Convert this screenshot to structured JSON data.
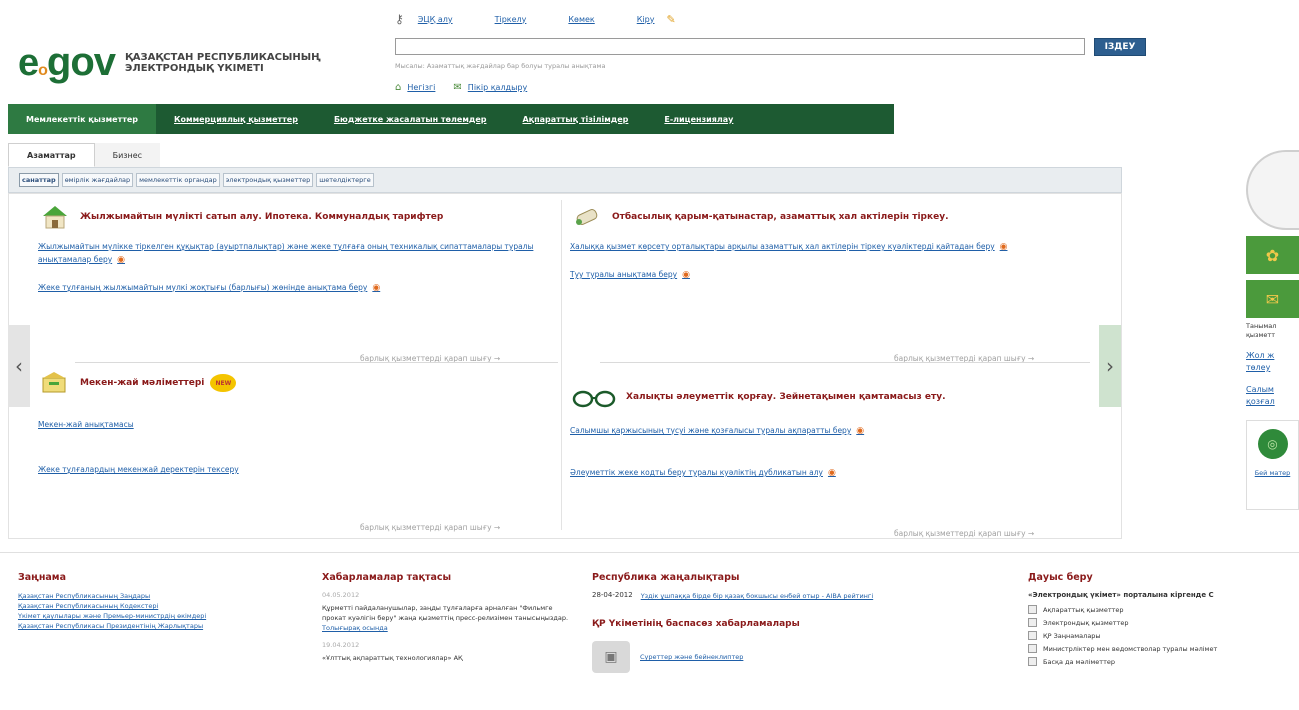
{
  "header": {
    "logo_text": "e",
    "logo_o": "o",
    "logo_gov": "gov",
    "logo_tagline_1": "ҚАЗАҚСТАН РЕСПУБЛИКАСЫНЫҢ",
    "logo_tagline_2": "ЭЛЕКТРОНДЫҚ ҮКІМЕТІ",
    "top_links": [
      "ЭЦҚ алу",
      "Тіркелу",
      "Көмек",
      "Кіру"
    ],
    "search_placeholder": "",
    "search_button": "ІЗДЕУ",
    "search_hint": "Мысалы: Азаматтық жағдайлар бар болуы туралы анықтама",
    "home_links": [
      "Негізгі",
      "Пікір қалдыру"
    ]
  },
  "main_nav": {
    "tabs": [
      "Мемлекеттік қызметтер",
      "Коммерциялық қызметтер",
      "Бюджетке жасалатын төлемдер",
      "Ақпараттық тізілімдер",
      "E-лицензиялау"
    ]
  },
  "sub_tabs": [
    "Азаматтар",
    "Бизнес"
  ],
  "filters": [
    "санаттар",
    "өмірлік жағдайлар",
    "мемлекеттік органдар",
    "электрондық қызметтер",
    "шетелдіктерге"
  ],
  "sections": {
    "realty": {
      "title": "Жылжымайтын мүлікті сатып алу. Ипотека. Коммуналдық тарифтер",
      "items": [
        "Жылжымайтын мүлікке тіркелген құқықтар (ауыртпалықтар) және жеке тұлғаға оның техникалық сипаттамалары туралы анықтамалар беру",
        "Жеке тұлғаның жылжымайтын мүлкі жоқтығы (барлығы) жөнінде анықтама беру"
      ],
      "more": "барлық қызметтерді қарап шығу →"
    },
    "family": {
      "title": "Отбасылық қарым-қатынастар, азаматтық хал актілерін тіркеу.",
      "items": [
        "Халыққа қызмет көрсету орталықтары арқылы азаматтық хал актілерін тіркеу куәліктерді қайтадан беру",
        "Туу туралы анықтама беру"
      ],
      "more": "барлық қызметтерді қарап шығу →"
    },
    "address": {
      "title": "Мекен-жай мәліметтері",
      "badge": "NEW",
      "items": [
        "Мекен-жай анықтамасы",
        "Жеке тұлғалардың мекенжай деректерін тексеру"
      ],
      "more": "барлық қызметтерді қарап шығу →"
    },
    "social": {
      "title": "Халықты әлеуметтік қорғау. Зейнетақымен қамтамасыз ету.",
      "items": [
        "Салымшы қаржысының түсуі және қозғалысы туралы ақпаратты беру",
        "Әлеуметтік жеке кодты беру туралы куәліктің дубликатын алу"
      ],
      "more": "барлық қызметтерді қарап шығу →"
    }
  },
  "right_rail": {
    "label": "Танымал қызметт",
    "links": [
      "Жол ж төлеу",
      "Салым қозғал"
    ],
    "media": "Бей матер"
  },
  "footer": {
    "legal": {
      "title": "Заңнама",
      "links": [
        "Қазақстан Республикасының Заңдары",
        "Қазақстан Республикасының Кодекстері",
        "Үкімет қаулылары және Премьер-министрдің өкімдері",
        "Қазақстан Республикасы Президентінің Жарлықтары"
      ]
    },
    "board": {
      "title": "Хабарламалар тақтасы",
      "date1": "04.05.2012",
      "text1": "Құрметті пайдаланушылар, заңды тұлғаларға арналған \"Фильмге прокат куәлігін беру\" жаңа қызметтің пресс-релизімен танысыңыздар.",
      "link1": "Толығырақ осында",
      "date2": "19.04.2012",
      "text2": "«Ұлттық ақпараттық технологиялар» АҚ"
    },
    "news": {
      "title": "Республика жаңалықтары",
      "date": "28-04-2012",
      "headline": "Үздік ұшпаққа бірде бір қазақ бокшысы енбей отыр - AIBA рейтингі",
      "press_title": "ҚР Үкіметінің баспасөз хабарламалары",
      "video": "Суреттер және бейнеклиптер"
    },
    "poll": {
      "title": "Дауыс беру",
      "question": "«Электрондық үкімет» порталына кіргенде С",
      "options": [
        "Ақпараттық қызметтер",
        "Электрондық қызметтер",
        "ҚР Заңнамалары",
        "Министрліктер мен ведомстволар туралы мәлімет",
        "Басқа да мәліметтер"
      ]
    }
  }
}
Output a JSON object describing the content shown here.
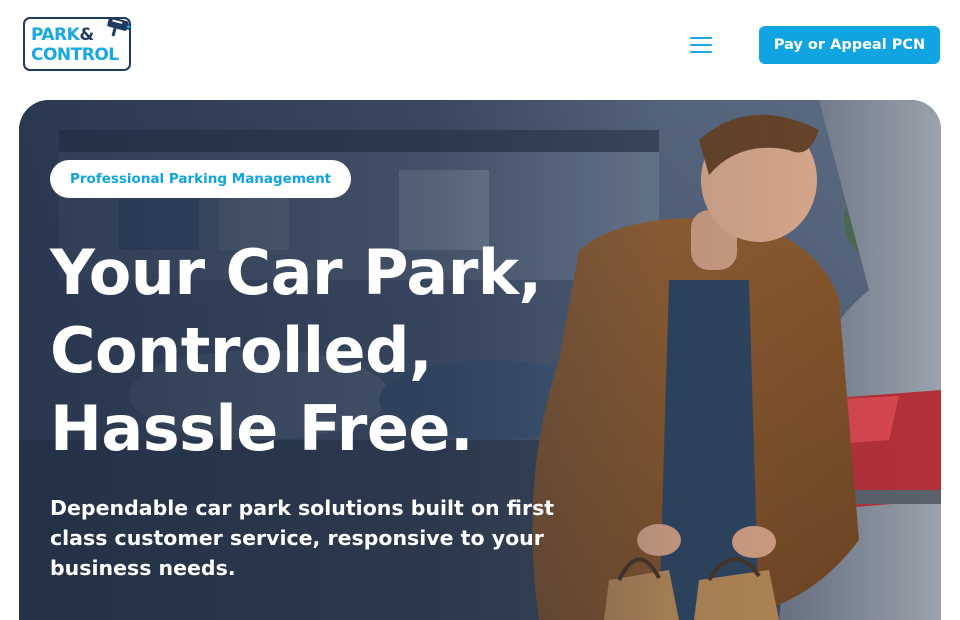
{
  "header": {
    "logo": {
      "line1": "PARK",
      "amp": "&",
      "line2": "CONTROL"
    },
    "menu_icon": "hamburger-menu-icon",
    "cta_label": "Pay or Appeal PCN"
  },
  "hero": {
    "badge": "Professional Parking Management",
    "headline": [
      "Your Car Park,",
      "Controlled,",
      "Hassle Free."
    ],
    "subheading": "Dependable car park solutions built on first class customer service, responsive to your business needs."
  },
  "colors": {
    "accent": "#10a4e3",
    "logo_dark": "#1f3a5f",
    "hero_overlay": "#1c2a42"
  }
}
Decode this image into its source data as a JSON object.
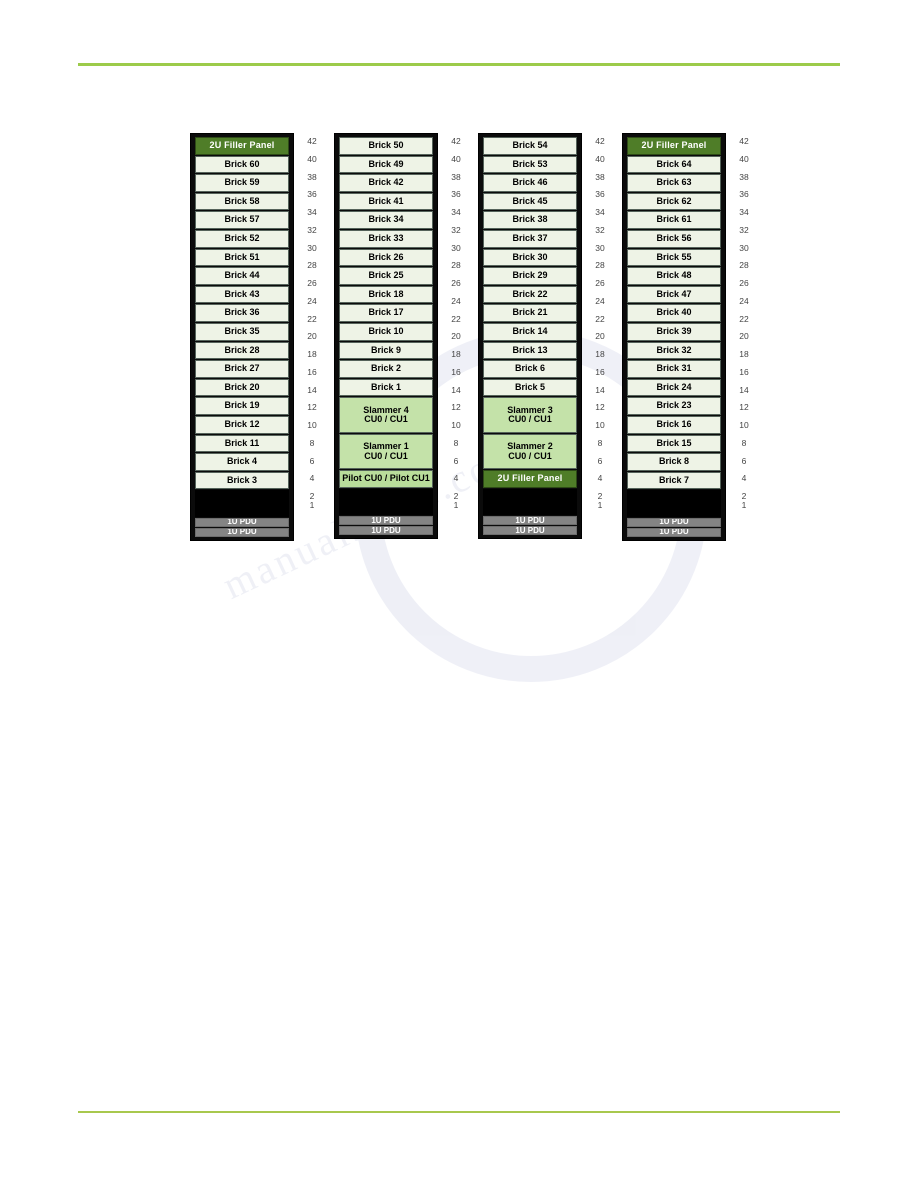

• Task objective: Reproduce all of the data exactly; the pictures do not belong in the copy.

• Full solution:
Convert this screenshot to structured JSON data.
{
  "header": {
    "logo_text": "e",
    "logo_o": "o",
    "logo_gov": "gov",
    "logo_tagline_1": "ҚАЗАҚСТАН РЕСПУБЛИКАСЫНЫҢ",
    "logo_tagline_2": "ЭЛЕКТРОНДЫҚ ҮКІМЕТІ",
    "top_links": [
      "ЭЦҚ алу",
      "Тіркелу",
      "Көмек",
      "Кіру"
    ],
    "search_placeholder": "",
    "search_button": "ІЗДЕУ",
    "search_hint": "Мысалы: Азаматтық жағдайлар бар болуы туралы анықтама",
    "home_links": [
      "Негізгі",
      "Пікір қалдыру"
    ]
  },
  "main_nav": {
    "tabs": [
      "Мемлекеттік қызметтер",
      "Коммерциялық қызметтер",
      "Бюджетке жасалатын төлемдер",
      "Ақпараттық тізілімдер",
      "E-лицензиялау"
    ]
  },
  "sub_tabs": [
    "Азаматтар",
    "Бизнес"
  ],
  "filters": [
    "санаттар",
    "өмірлік жағдайлар",
    "мемлекеттік органдар",
    "электрондық қызметтер",
    "шетелдіктерге"
  ],
  "sections": {
    "realty": {
      "title": "Жылжымайтын мүлікті сатып алу. Ипотека. Коммуналдық тарифтер",
      "items": [
        "Жылжымайтын мүлікке тіркелген құқықтар (ауыртпалықтар) және жеке тұлғаға оның техникалық сипаттамалары туралы анықтамалар беру",
        "Жеке тұлғаның жылжымайтын мүлкі жоқтығы (барлығы) жөнінде анықтама беру"
      ],
      "more": "барлық қызметтерді қарап шығу →"
    },
    "family": {
      "title": "Отбасылық қарым-қатынастар, азаматтық хал актілерін тіркеу.",
      "items": [
        "Халыққа қызмет көрсету орталықтары арқылы азаматтық хал актілерін тіркеу куәліктерді қайтадан беру",
        "Туу туралы анықтама беру"
      ],
      "more": "барлық қызметтерді қарап шығу →"
    },
    "address": {
      "title": "Мекен-жай мәліметтері",
      "badge": "NEW",
      "items": [
        "Мекен-жай анықтамасы",
        "Жеке тұлғалардың мекенжай деректерін тексеру"
      ],
      "more": "барлық қызметтерді қарап шығу →"
    },
    "social": {
      "title": "Халықты әлеуметтік қорғау. Зейнетақымен қамтамасыз ету.",
      "items": [
        "Салымшы қаржысының түсуі және қозғалысы туралы ақпаратты беру",
        "Әлеуметтік жеке кодты беру туралы куәліктің дубликатын алу"
      ],
      "more": "барлық қызметтерді қарап шығу →"
    }
  },
  "right_rail": {
    "label": "Танымал қызметт",
    "links": [
      "Жол ж төлеу",
      "Салым қозғал"
    ],
    "media": "Бей матер"
  },
  "footer": {
    "legal": {
      "title": "Заңнама",
      "links": [
        "Қазақстан Республикасының Заңдары",
        "Қазақстан Республикасының Кодекстері",
        "Үкімет қаулылары және Премьер-министрдің өкімдері",
        "Қазақстан Республикасы Президентінің Жарлықтары"
      ]
    },
    "board": {
      "title": "Хабарламалар тақтасы",
      "date1": "04.05.2012",
      "text1": "Құрметті пайдаланушылар, заңды тұлғаларға арналған \"Фильмге прокат куәлігін беру\" жаңа қызметтің пресс-релизімен танысыңыздар.",
      "link1": "Толығырақ осында",
      "date2": "19.04.2012",
      "text2": "«Ұлттық ақпараттық технологиялар» АҚ"
    },
    "news": {
      "title": "Республика жаңалықтары",
      "date": "28-04-2012",
      "headline": "Үздік ұшпаққа бірде бір қазақ бокшысы енбей отыр - AIBA рейтингі",
      "press_title": "ҚР Үкіметінің баспасөз хабарламалары",
      "video": "Суреттер және бейнеклиптер"
    },
    "poll": {
      "title": "Дауыс беру",
      "question": "«Электрондық үкімет» порталына кіргенде С",
      "options": [
        "Ақпараттық қызметтер",
        "Электрондық қызметтер",
        "ҚР Заңнамалары",
        "Министрліктер мен ведомстволар туралы мәлімет",
        "Басқа да мәліметтер"
      ]
    }
  }
}
Output a JSON object describing the content shown here.
{
  "header": {
    "logo": {
      "line1": "PARK",
      "amp": "&",
      "line2": "CONTROL"
    },
    "menu_icon": "hamburger-menu-icon",
    "cta_label": "Pay or Appeal PCN"
  },
  "hero": {
    "badge": "Professional Parking Management",
    "headline": [
      "Your Car Park,",
      "Controlled,",
      "Hassle Free."
    ],
    "subheading": "Dependable car park solutions built on first class customer service, responsive to your business needs."
  },
  "colors": {
    "accent": "#10a4e3",
    "logo_dark": "#1f3a5f",
    "hero_overlay": "#1c2a42"
  }
}
Decode this image into its source data as a JSON object.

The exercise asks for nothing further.